What you should do. Output an exact reproduction of the data.

──────── Data listing ────────

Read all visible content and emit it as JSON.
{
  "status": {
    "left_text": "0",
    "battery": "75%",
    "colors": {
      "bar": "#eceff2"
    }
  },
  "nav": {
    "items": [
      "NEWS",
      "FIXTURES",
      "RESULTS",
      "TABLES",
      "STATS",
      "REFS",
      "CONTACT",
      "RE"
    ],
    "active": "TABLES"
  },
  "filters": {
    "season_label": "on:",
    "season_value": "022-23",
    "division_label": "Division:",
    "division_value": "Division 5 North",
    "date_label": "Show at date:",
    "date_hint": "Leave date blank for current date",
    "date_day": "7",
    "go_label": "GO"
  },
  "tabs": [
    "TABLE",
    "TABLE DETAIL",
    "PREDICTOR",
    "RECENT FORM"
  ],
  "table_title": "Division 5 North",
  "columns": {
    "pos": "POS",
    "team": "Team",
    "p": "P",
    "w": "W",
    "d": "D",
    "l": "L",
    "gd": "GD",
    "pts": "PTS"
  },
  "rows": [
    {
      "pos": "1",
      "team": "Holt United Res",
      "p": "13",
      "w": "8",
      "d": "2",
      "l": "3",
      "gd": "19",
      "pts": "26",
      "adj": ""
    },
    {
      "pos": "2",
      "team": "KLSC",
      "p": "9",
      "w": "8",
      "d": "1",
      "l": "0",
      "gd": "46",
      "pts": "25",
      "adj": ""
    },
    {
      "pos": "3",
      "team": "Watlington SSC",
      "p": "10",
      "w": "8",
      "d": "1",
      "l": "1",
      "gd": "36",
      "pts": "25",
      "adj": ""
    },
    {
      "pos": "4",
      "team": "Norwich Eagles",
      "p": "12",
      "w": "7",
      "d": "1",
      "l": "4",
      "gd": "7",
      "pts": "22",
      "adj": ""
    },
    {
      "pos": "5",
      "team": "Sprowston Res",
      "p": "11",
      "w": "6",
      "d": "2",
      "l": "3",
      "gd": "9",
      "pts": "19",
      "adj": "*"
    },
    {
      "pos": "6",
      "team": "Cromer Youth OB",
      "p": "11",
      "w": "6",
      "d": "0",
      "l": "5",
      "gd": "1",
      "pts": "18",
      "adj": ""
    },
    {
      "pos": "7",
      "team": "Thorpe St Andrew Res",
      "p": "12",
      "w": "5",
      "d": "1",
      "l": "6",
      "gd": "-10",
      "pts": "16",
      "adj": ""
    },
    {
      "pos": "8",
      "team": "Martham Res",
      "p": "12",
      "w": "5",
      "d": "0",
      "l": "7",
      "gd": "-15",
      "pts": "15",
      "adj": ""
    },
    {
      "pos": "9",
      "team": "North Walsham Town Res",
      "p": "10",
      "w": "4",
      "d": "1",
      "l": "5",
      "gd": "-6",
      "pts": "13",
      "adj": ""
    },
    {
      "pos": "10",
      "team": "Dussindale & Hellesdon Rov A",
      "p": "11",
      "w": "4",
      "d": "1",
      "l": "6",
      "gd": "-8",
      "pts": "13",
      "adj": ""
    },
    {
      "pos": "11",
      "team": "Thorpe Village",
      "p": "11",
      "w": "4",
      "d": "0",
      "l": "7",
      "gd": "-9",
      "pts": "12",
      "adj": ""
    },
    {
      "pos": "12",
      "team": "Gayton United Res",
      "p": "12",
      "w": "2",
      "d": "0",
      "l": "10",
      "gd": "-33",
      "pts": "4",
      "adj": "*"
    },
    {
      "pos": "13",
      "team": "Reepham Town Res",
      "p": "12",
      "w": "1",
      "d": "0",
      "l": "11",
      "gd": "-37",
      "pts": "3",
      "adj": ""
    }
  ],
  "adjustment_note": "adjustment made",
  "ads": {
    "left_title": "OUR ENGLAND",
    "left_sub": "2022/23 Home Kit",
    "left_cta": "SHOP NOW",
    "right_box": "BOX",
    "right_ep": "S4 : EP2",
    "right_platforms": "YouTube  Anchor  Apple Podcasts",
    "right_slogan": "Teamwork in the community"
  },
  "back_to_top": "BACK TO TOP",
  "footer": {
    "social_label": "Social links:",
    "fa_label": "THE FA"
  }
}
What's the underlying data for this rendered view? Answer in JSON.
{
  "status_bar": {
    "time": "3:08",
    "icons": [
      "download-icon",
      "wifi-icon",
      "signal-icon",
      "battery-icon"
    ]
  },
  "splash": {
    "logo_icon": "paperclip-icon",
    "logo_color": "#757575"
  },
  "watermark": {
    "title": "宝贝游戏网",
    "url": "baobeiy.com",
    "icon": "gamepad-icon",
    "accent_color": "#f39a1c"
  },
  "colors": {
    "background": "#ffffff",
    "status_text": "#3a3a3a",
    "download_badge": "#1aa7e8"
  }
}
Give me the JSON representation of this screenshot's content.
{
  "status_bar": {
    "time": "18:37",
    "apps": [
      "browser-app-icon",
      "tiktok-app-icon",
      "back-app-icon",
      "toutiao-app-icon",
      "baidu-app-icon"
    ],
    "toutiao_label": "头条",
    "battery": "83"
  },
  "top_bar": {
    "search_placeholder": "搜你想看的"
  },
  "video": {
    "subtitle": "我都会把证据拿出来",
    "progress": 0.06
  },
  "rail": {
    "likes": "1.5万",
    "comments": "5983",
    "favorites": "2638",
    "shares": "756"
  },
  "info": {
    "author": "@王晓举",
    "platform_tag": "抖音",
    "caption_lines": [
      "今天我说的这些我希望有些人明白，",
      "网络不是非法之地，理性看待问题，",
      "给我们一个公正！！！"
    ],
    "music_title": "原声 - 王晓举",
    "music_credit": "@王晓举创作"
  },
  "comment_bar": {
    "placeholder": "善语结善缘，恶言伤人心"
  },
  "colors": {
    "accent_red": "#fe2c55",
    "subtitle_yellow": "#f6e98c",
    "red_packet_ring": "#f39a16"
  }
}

────────

Answer to the exercise.
Read all visible content and emit it as JSON.
{
  "status": {
    "left_text": "0",
    "battery": "75%",
    "colors": {
      "bar": "#eceff2"
    }
  },
  "nav": {
    "items": [
      "NEWS",
      "FIXTURES",
      "RESULTS",
      "TABLES",
      "STATS",
      "REFS",
      "CONTACT",
      "RE"
    ],
    "active": "TABLES"
  },
  "filters": {
    "season_label": "on:",
    "season_value": "022-23",
    "division_label": "Division:",
    "division_value": "Division 5 North",
    "date_label": "Show at date:",
    "date_hint": "Leave date blank for current date",
    "date_day": "7",
    "go_label": "GO"
  },
  "tabs": [
    "TABLE",
    "TABLE DETAIL",
    "PREDICTOR",
    "RECENT FORM"
  ],
  "table_title": "Division 5 North",
  "columns": {
    "pos": "POS",
    "team": "Team",
    "p": "P",
    "w": "W",
    "d": "D",
    "l": "L",
    "gd": "GD",
    "pts": "PTS"
  },
  "rows": [
    {
      "pos": "1",
      "team": "Holt United Res",
      "p": "13",
      "w": "8",
      "d": "2",
      "l": "3",
      "gd": "19",
      "pts": "26",
      "adj": ""
    },
    {
      "pos": "2",
      "team": "KLSC",
      "p": "9",
      "w": "8",
      "d": "1",
      "l": "0",
      "gd": "46",
      "pts": "25",
      "adj": ""
    },
    {
      "pos": "3",
      "team": "Watlington SSC",
      "p": "10",
      "w": "8",
      "d": "1",
      "l": "1",
      "gd": "36",
      "pts": "25",
      "adj": ""
    },
    {
      "pos": "4",
      "team": "Norwich Eagles",
      "p": "12",
      "w": "7",
      "d": "1",
      "l": "4",
      "gd": "7",
      "pts": "22",
      "adj": ""
    },
    {
      "pos": "5",
      "team": "Sprowston Res",
      "p": "11",
      "w": "6",
      "d": "2",
      "l": "3",
      "gd": "9",
      "pts": "19",
      "adj": "*"
    },
    {
      "pos": "6",
      "team": "Cromer Youth OB",
      "p": "11",
      "w": "6",
      "d": "0",
      "l": "5",
      "gd": "1",
      "pts": "18",
      "adj": ""
    },
    {
      "pos": "7",
      "team": "Thorpe St Andrew Res",
      "p": "12",
      "w": "5",
      "d": "1",
      "l": "6",
      "gd": "-10",
      "pts": "16",
      "adj": ""
    },
    {
      "pos": "8",
      "team": "Martham Res",
      "p": "12",
      "w": "5",
      "d": "0",
      "l": "7",
      "gd": "-15",
      "pts": "15",
      "adj": ""
    },
    {
      "pos": "9",
      "team": "North Walsham Town Res",
      "p": "10",
      "w": "4",
      "d": "1",
      "l": "5",
      "gd": "-6",
      "pts": "13",
      "adj": ""
    },
    {
      "pos": "10",
      "team": "Dussindale & Hellesdon Rov A",
      "p": "11",
      "w": "4",
      "d": "1",
      "l": "6",
      "gd": "-8",
      "pts": "13",
      "adj": ""
    },
    {
      "pos": "11",
      "team": "Thorpe Village",
      "p": "11",
      "w": "4",
      "d": "0",
      "l": "7",
      "gd": "-9",
      "pts": "12",
      "adj": ""
    },
    {
      "pos": "12",
      "team": "Gayton United Res",
      "p": "12",
      "w": "2",
      "d": "0",
      "l": "10",
      "gd": "-33",
      "pts": "4",
      "adj": "*"
    },
    {
      "pos": "13",
      "team": "Reepham Town Res",
      "p": "12",
      "w": "1",
      "d": "0",
      "l": "11",
      "gd": "-37",
      "pts": "3",
      "adj": ""
    }
  ],
  "adjustment_note": "adjustment made",
  "ads": {
    "left_title": "OUR ENGLAND",
    "left_sub": "2022/23 Home Kit",
    "left_cta": "SHOP NOW",
    "right_box": "BOX",
    "right_ep": "S4 : EP2",
    "right_platforms": "YouTube  Anchor  Apple Podcasts",
    "right_slogan": "Teamwork in the community"
  },
  "back_to_top": "BACK TO TOP",
  "footer": {
    "social_label": "Social links:",
    "fa_label": "THE FA"
  }
}
What's the underlying data for this rendered view? Answer in JSON.
{
  "status_bar": {
    "time": "3:08",
    "icons": [
      "download-icon",
      "wifi-icon",
      "signal-icon",
      "battery-icon"
    ]
  },
  "splash": {
    "logo_icon": "paperclip-icon",
    "logo_color": "#757575"
  },
  "watermark": {
    "title": "宝贝游戏网",
    "url": "baobeiy.com",
    "icon": "gamepad-icon",
    "accent_color": "#f39a1c"
  },
  "colors": {
    "background": "#ffffff",
    "status_text": "#3a3a3a",
    "download_badge": "#1aa7e8"
  }
}
Give me the JSON representation of this screenshot's content.
{
  "status_bar": {
    "time": "18:37",
    "apps": [
      "browser-app-icon",
      "tiktok-app-icon",
      "back-app-icon",
      "toutiao-app-icon",
      "baidu-app-icon"
    ],
    "toutiao_label": "头条",
    "battery": "83"
  },
  "top_bar": {
    "search_placeholder": "搜你想看的"
  },
  "video": {
    "subtitle": "我都会把证据拿出来",
    "progress": 0.06
  },
  "rail": {
    "likes": "1.5万",
    "comments": "5983",
    "favorites": "2638",
    "shares": "756"
  },
  "info": {
    "author": "@王晓举",
    "platform_tag": "抖音",
    "caption_lines": [
      "今天我说的这些我希望有些人明白，",
      "网络不是非法之地，理性看待问题，",
      "给我们一个公正！！！"
    ],
    "music_title": "原声 - 王晓举",
    "music_credit": "@王晓举创作"
  },
  "comment_bar": {
    "placeholder": "善语结善缘，恶言伤人心"
  },
  "colors": {
    "accent_red": "#fe2c55",
    "subtitle_yellow": "#f6e98c",
    "red_packet_ring": "#f39a16"
  }
}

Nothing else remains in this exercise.